| EXERCISE |
Could every line of the data be printed exactly as it reads?

## begin TASK DATA

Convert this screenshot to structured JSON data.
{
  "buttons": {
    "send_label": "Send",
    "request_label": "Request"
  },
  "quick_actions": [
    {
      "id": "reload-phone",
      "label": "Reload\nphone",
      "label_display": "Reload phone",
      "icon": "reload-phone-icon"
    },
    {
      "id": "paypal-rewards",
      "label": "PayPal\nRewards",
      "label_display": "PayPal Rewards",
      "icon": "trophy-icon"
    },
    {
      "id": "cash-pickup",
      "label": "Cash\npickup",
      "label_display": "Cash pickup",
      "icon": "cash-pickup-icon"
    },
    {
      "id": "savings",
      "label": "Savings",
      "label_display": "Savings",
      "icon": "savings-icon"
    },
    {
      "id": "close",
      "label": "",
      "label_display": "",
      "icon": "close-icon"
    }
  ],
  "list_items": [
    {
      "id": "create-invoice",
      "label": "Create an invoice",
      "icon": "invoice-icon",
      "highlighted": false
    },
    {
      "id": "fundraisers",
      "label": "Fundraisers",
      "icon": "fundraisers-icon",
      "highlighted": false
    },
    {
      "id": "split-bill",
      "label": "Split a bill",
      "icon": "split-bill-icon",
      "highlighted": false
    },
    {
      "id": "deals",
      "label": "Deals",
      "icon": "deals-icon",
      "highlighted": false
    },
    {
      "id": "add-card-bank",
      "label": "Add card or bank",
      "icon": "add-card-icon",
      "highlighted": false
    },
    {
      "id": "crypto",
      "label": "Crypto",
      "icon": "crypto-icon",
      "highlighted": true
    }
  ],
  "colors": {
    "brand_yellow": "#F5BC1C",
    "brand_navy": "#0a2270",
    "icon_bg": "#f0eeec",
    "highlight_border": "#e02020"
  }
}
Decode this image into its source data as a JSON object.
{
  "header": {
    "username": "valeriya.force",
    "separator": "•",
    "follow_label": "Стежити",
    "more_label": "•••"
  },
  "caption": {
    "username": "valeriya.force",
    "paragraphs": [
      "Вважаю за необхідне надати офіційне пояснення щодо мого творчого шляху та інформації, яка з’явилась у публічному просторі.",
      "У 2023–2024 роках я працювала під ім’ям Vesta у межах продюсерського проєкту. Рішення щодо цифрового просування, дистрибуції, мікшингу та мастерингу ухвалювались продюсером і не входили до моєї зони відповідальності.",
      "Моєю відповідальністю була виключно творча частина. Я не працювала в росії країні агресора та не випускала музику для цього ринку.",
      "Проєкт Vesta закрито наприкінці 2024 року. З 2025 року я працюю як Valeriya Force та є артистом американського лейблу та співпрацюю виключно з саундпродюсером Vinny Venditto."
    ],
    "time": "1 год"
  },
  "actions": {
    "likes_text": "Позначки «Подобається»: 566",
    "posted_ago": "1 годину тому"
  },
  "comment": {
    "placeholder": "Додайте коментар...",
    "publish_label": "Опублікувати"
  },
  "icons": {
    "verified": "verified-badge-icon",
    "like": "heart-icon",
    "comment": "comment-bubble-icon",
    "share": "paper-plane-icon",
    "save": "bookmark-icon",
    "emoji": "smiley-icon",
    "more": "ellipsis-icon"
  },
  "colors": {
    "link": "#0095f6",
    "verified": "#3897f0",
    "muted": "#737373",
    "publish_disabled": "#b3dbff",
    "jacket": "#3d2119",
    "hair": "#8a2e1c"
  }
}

## end TASK DATA

| FINISHED ANSWER |
Convert this screenshot to structured JSON data.
{
  "buttons": {
    "send_label": "Send",
    "request_label": "Request"
  },
  "quick_actions": [
    {
      "id": "reload-phone",
      "label": "Reload\nphone",
      "label_display": "Reload phone",
      "icon": "reload-phone-icon"
    },
    {
      "id": "paypal-rewards",
      "label": "PayPal\nRewards",
      "label_display": "PayPal Rewards",
      "icon": "trophy-icon"
    },
    {
      "id": "cash-pickup",
      "label": "Cash\npickup",
      "label_display": "Cash pickup",
      "icon": "cash-pickup-icon"
    },
    {
      "id": "savings",
      "label": "Savings",
      "label_display": "Savings",
      "icon": "savings-icon"
    },
    {
      "id": "close",
      "label": "",
      "label_display": "",
      "icon": "close-icon"
    }
  ],
  "list_items": [
    {
      "id": "create-invoice",
      "label": "Create an invoice",
      "icon": "invoice-icon",
      "highlighted": false
    },
    {
      "id": "fundraisers",
      "label": "Fundraisers",
      "icon": "fundraisers-icon",
      "highlighted": false
    },
    {
      "id": "split-bill",
      "label": "Split a bill",
      "icon": "split-bill-icon",
      "highlighted": false
    },
    {
      "id": "deals",
      "label": "Deals",
      "icon": "deals-icon",
      "highlighted": false
    },
    {
      "id": "add-card-bank",
      "label": "Add card or bank",
      "icon": "add-card-icon",
      "highlighted": false
    },
    {
      "id": "crypto",
      "label": "Crypto",
      "icon": "crypto-icon",
      "highlighted": true
    }
  ],
  "colors": {
    "brand_yellow": "#F5BC1C",
    "brand_navy": "#0a2270",
    "icon_bg": "#f0eeec",
    "highlight_border": "#e02020"
  }
}
Decode this image into its source data as a JSON object.
{
  "header": {
    "username": "valeriya.force",
    "separator": "•",
    "follow_label": "Стежити",
    "more_label": "•••"
  },
  "caption": {
    "username": "valeriya.force",
    "paragraphs": [
      "Вважаю за необхідне надати офіційне пояснення щодо мого творчого шляху та інформації, яка з’явилась у публічному просторі.",
      "У 2023–2024 роках я працювала під ім’ям Vesta у межах продюсерського проєкту. Рішення щодо цифрового просування, дистрибуції, мікшингу та мастерингу ухвалювались продюсером і не входили до моєї зони відповідальності.",
      "Моєю відповідальністю була виключно творча частина. Я не працювала в росії країні агресора та не випускала музику для цього ринку.",
      "Проєкт Vesta закрито наприкінці 2024 року. З 2025 року я працюю як Valeriya Force та є артистом американського лейблу та співпрацюю виключно з саундпродюсером Vinny Venditto."
    ],
    "time": "1 год"
  },
  "actions": {
    "likes_text": "Позначки «Подобається»: 566",
    "posted_ago": "1 годину тому"
  },
  "comment": {
    "placeholder": "Додайте коментар...",
    "publish_label": "Опублікувати"
  },
  "icons": {
    "verified": "verified-badge-icon",
    "like": "heart-icon",
    "comment": "comment-bubble-icon",
    "share": "paper-plane-icon",
    "save": "bookmark-icon",
    "emoji": "smiley-icon",
    "more": "ellipsis-icon"
  },
  "colors": {
    "link": "#0095f6",
    "verified": "#3897f0",
    "muted": "#737373",
    "publish_disabled": "#b3dbff",
    "jacket": "#3d2119",
    "hair": "#8a2e1c"
  }
}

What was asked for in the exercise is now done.